- Given task -
Would you retype all of these records exactly?
***** Given data *****
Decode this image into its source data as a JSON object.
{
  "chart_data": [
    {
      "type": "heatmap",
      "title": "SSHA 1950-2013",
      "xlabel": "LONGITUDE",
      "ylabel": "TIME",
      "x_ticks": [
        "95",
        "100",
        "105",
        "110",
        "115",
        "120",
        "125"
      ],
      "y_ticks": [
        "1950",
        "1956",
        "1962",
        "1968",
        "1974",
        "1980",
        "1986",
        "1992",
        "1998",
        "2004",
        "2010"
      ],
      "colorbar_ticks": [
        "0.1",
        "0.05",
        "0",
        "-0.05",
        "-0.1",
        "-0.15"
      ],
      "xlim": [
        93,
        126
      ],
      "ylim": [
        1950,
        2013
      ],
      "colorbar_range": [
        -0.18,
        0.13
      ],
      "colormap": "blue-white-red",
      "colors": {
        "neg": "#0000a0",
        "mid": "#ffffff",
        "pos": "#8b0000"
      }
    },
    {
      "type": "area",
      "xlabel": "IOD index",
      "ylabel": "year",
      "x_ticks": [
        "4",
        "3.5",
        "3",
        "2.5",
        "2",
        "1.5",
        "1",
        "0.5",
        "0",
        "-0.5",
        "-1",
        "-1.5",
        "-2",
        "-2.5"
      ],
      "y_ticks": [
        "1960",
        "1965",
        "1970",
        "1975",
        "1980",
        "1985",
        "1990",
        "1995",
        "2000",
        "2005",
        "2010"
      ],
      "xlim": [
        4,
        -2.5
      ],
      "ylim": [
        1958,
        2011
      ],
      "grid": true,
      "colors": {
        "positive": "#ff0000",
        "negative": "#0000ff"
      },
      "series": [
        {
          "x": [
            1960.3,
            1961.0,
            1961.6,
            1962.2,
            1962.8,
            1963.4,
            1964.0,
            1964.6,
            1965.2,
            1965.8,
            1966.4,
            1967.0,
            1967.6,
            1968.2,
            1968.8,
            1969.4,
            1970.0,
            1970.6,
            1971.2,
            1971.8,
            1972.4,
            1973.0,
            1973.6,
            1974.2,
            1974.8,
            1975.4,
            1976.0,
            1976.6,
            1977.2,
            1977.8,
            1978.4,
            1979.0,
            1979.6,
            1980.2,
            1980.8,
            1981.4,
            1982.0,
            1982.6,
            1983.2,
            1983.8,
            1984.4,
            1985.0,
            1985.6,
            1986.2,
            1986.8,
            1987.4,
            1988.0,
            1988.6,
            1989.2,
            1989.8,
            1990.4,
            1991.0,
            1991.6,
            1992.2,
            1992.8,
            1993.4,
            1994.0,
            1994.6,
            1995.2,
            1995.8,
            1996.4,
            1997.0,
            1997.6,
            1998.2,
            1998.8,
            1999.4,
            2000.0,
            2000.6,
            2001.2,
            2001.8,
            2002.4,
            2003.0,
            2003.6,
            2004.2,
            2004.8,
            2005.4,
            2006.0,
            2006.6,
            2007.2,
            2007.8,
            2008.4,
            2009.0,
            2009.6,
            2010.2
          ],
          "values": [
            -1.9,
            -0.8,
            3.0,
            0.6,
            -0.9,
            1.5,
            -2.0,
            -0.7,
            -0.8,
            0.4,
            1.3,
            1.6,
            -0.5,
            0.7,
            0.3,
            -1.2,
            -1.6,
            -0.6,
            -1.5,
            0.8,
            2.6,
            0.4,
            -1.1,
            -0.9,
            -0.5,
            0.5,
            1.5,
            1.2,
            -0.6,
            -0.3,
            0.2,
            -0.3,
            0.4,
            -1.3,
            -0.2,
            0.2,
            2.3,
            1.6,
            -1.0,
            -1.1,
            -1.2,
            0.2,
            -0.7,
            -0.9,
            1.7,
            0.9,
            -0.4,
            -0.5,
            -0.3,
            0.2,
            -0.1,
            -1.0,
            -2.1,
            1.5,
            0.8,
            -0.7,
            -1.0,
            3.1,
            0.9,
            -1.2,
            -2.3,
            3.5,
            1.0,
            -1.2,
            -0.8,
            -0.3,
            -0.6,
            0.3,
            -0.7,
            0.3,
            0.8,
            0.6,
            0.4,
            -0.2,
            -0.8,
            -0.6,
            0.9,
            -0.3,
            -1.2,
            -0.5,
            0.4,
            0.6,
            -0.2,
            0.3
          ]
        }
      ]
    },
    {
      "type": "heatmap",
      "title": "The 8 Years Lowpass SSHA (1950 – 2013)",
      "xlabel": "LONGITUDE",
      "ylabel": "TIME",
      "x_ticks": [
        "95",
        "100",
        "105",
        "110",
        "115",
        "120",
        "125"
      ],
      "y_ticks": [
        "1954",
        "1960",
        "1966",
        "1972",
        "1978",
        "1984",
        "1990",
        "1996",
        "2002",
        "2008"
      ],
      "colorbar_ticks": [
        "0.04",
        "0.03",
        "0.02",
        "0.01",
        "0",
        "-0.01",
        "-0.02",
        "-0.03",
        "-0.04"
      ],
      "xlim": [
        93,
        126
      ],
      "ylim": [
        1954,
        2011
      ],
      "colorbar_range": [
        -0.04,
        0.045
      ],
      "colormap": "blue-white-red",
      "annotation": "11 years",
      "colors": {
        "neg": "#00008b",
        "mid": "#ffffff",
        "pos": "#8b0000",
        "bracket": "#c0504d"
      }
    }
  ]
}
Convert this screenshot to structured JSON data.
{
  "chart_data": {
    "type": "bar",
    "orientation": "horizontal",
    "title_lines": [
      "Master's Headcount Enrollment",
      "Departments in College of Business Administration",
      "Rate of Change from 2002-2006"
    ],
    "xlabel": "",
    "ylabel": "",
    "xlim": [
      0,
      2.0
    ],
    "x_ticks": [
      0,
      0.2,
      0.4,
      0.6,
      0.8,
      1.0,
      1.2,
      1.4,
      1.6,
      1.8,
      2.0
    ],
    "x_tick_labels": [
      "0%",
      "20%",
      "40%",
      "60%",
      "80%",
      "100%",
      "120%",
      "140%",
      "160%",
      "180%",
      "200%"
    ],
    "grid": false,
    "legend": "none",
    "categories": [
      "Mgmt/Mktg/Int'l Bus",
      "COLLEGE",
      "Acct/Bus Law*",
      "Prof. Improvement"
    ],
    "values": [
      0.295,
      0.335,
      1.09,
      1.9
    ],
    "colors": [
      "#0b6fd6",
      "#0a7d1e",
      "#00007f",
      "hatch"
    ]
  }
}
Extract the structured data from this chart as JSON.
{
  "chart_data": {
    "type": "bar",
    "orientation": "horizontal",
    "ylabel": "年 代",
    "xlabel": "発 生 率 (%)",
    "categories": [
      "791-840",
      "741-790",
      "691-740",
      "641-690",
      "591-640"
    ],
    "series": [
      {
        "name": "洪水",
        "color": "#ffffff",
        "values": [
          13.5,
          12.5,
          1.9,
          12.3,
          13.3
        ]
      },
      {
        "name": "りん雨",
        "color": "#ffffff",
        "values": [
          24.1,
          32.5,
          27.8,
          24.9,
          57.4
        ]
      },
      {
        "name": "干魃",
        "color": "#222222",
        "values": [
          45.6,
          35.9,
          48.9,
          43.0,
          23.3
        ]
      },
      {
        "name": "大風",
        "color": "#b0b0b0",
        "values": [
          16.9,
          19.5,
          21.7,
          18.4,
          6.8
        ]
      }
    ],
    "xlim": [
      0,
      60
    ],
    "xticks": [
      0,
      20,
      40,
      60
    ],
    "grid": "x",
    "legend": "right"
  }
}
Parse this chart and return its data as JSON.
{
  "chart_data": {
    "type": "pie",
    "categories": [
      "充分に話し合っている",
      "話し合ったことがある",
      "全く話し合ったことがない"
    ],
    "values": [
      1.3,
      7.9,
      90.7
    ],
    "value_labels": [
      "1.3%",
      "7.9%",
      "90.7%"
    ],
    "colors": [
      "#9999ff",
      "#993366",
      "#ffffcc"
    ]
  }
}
*****
- Solution to the exercise -
Decode this image into its source data as a JSON object.
{
  "chart_data": [
    {
      "type": "heatmap",
      "title": "SSHA 1950-2013",
      "xlabel": "LONGITUDE",
      "ylabel": "TIME",
      "x_ticks": [
        "95",
        "100",
        "105",
        "110",
        "115",
        "120",
        "125"
      ],
      "y_ticks": [
        "1950",
        "1956",
        "1962",
        "1968",
        "1974",
        "1980",
        "1986",
        "1992",
        "1998",
        "2004",
        "2010"
      ],
      "colorbar_ticks": [
        "0.1",
        "0.05",
        "0",
        "-0.05",
        "-0.1",
        "-0.15"
      ],
      "xlim": [
        93,
        126
      ],
      "ylim": [
        1950,
        2013
      ],
      "colorbar_range": [
        -0.18,
        0.13
      ],
      "colormap": "blue-white-red",
      "colors": {
        "neg": "#0000a0",
        "mid": "#ffffff",
        "pos": "#8b0000"
      }
    },
    {
      "type": "area",
      "xlabel": "IOD index",
      "ylabel": "year",
      "x_ticks": [
        "4",
        "3.5",
        "3",
        "2.5",
        "2",
        "1.5",
        "1",
        "0.5",
        "0",
        "-0.5",
        "-1",
        "-1.5",
        "-2",
        "-2.5"
      ],
      "y_ticks": [
        "1960",
        "1965",
        "1970",
        "1975",
        "1980",
        "1985",
        "1990",
        "1995",
        "2000",
        "2005",
        "2010"
      ],
      "xlim": [
        4,
        -2.5
      ],
      "ylim": [
        1958,
        2011
      ],
      "grid": true,
      "colors": {
        "positive": "#ff0000",
        "negative": "#0000ff"
      },
      "series": [
        {
          "x": [
            1960.3,
            1961.0,
            1961.6,
            1962.2,
            1962.8,
            1963.4,
            1964.0,
            1964.6,
            1965.2,
            1965.8,
            1966.4,
            1967.0,
            1967.6,
            1968.2,
            1968.8,
            1969.4,
            1970.0,
            1970.6,
            1971.2,
            1971.8,
            1972.4,
            1973.0,
            1973.6,
            1974.2,
            1974.8,
            1975.4,
            1976.0,
            1976.6,
            1977.2,
            1977.8,
            1978.4,
            1979.0,
            1979.6,
            1980.2,
            1980.8,
            1981.4,
            1982.0,
            1982.6,
            1983.2,
            1983.8,
            1984.4,
            1985.0,
            1985.6,
            1986.2,
            1986.8,
            1987.4,
            1988.0,
            1988.6,
            1989.2,
            1989.8,
            1990.4,
            1991.0,
            1991.6,
            1992.2,
            1992.8,
            1993.4,
            1994.0,
            1994.6,
            1995.2,
            1995.8,
            1996.4,
            1997.0,
            1997.6,
            1998.2,
            1998.8,
            1999.4,
            2000.0,
            2000.6,
            2001.2,
            2001.8,
            2002.4,
            2003.0,
            2003.6,
            2004.2,
            2004.8,
            2005.4,
            2006.0,
            2006.6,
            2007.2,
            2007.8,
            2008.4,
            2009.0,
            2009.6,
            2010.2
          ],
          "values": [
            -1.9,
            -0.8,
            3.0,
            0.6,
            -0.9,
            1.5,
            -2.0,
            -0.7,
            -0.8,
            0.4,
            1.3,
            1.6,
            -0.5,
            0.7,
            0.3,
            -1.2,
            -1.6,
            -0.6,
            -1.5,
            0.8,
            2.6,
            0.4,
            -1.1,
            -0.9,
            -0.5,
            0.5,
            1.5,
            1.2,
            -0.6,
            -0.3,
            0.2,
            -0.3,
            0.4,
            -1.3,
            -0.2,
            0.2,
            2.3,
            1.6,
            -1.0,
            -1.1,
            -1.2,
            0.2,
            -0.7,
            -0.9,
            1.7,
            0.9,
            -0.4,
            -0.5,
            -0.3,
            0.2,
            -0.1,
            -1.0,
            -2.1,
            1.5,
            0.8,
            -0.7,
            -1.0,
            3.1,
            0.9,
            -1.2,
            -2.3,
            3.5,
            1.0,
            -1.2,
            -0.8,
            -0.3,
            -0.6,
            0.3,
            -0.7,
            0.3,
            0.8,
            0.6,
            0.4,
            -0.2,
            -0.8,
            -0.6,
            0.9,
            -0.3,
            -1.2,
            -0.5,
            0.4,
            0.6,
            -0.2,
            0.3
          ]
        }
      ]
    },
    {
      "type": "heatmap",
      "title": "The 8 Years Lowpass SSHA (1950 – 2013)",
      "xlabel": "LONGITUDE",
      "ylabel": "TIME",
      "x_ticks": [
        "95",
        "100",
        "105",
        "110",
        "115",
        "120",
        "125"
      ],
      "y_ticks": [
        "1954",
        "1960",
        "1966",
        "1972",
        "1978",
        "1984",
        "1990",
        "1996",
        "2002",
        "2008"
      ],
      "colorbar_ticks": [
        "0.04",
        "0.03",
        "0.02",
        "0.01",
        "0",
        "-0.01",
        "-0.02",
        "-0.03",
        "-0.04"
      ],
      "xlim": [
        93,
        126
      ],
      "ylim": [
        1954,
        2011
      ],
      "colorbar_range": [
        -0.04,
        0.045
      ],
      "colormap": "blue-white-red",
      "annotation": "11 years",
      "colors": {
        "neg": "#00008b",
        "mid": "#ffffff",
        "pos": "#8b0000",
        "bracket": "#c0504d"
      }
    }
  ]
}
Convert this screenshot to structured JSON data.
{
  "chart_data": {
    "type": "bar",
    "orientation": "horizontal",
    "title_lines": [
      "Master's Headcount Enrollment",
      "Departments in College of Business Administration",
      "Rate of Change from 2002-2006"
    ],
    "xlabel": "",
    "ylabel": "",
    "xlim": [
      0,
      2.0
    ],
    "x_ticks": [
      0,
      0.2,
      0.4,
      0.6,
      0.8,
      1.0,
      1.2,
      1.4,
      1.6,
      1.8,
      2.0
    ],
    "x_tick_labels": [
      "0%",
      "20%",
      "40%",
      "60%",
      "80%",
      "100%",
      "120%",
      "140%",
      "160%",
      "180%",
      "200%"
    ],
    "grid": false,
    "legend": "none",
    "categories": [
      "Mgmt/Mktg/Int'l Bus",
      "COLLEGE",
      "Acct/Bus Law*",
      "Prof. Improvement"
    ],
    "values": [
      0.295,
      0.335,
      1.09,
      1.9
    ],
    "colors": [
      "#0b6fd6",
      "#0a7d1e",
      "#00007f",
      "hatch"
    ]
  }
}
Extract the structured data from this chart as JSON.
{
  "chart_data": {
    "type": "bar",
    "orientation": "horizontal",
    "ylabel": "年 代",
    "xlabel": "発 生 率 (%)",
    "categories": [
      "791-840",
      "741-790",
      "691-740",
      "641-690",
      "591-640"
    ],
    "series": [
      {
        "name": "洪水",
        "color": "#ffffff",
        "values": [
          13.5,
          12.5,
          1.9,
          12.3,
          13.3
        ]
      },
      {
        "name": "りん雨",
        "color": "#ffffff",
        "values": [
          24.1,
          32.5,
          27.8,
          24.9,
          57.4
        ]
      },
      {
        "name": "干魃",
        "color": "#222222",
        "values": [
          45.6,
          35.9,
          48.9,
          43.0,
          23.3
        ]
      },
      {
        "name": "大風",
        "color": "#b0b0b0",
        "values": [
          16.9,
          19.5,
          21.7,
          18.4,
          6.8
        ]
      }
    ],
    "xlim": [
      0,
      60
    ],
    "xticks": [
      0,
      20,
      40,
      60
    ],
    "grid": "x",
    "legend": "right"
  }
}
Parse this chart and return its data as JSON.
{
  "chart_data": {
    "type": "pie",
    "categories": [
      "充分に話し合っている",
      "話し合ったことがある",
      "全く話し合ったことがない"
    ],
    "values": [
      1.3,
      7.9,
      90.7
    ],
    "value_labels": [
      "1.3%",
      "7.9%",
      "90.7%"
    ],
    "colors": [
      "#9999ff",
      "#993366",
      "#ffffcc"
    ]
  }
}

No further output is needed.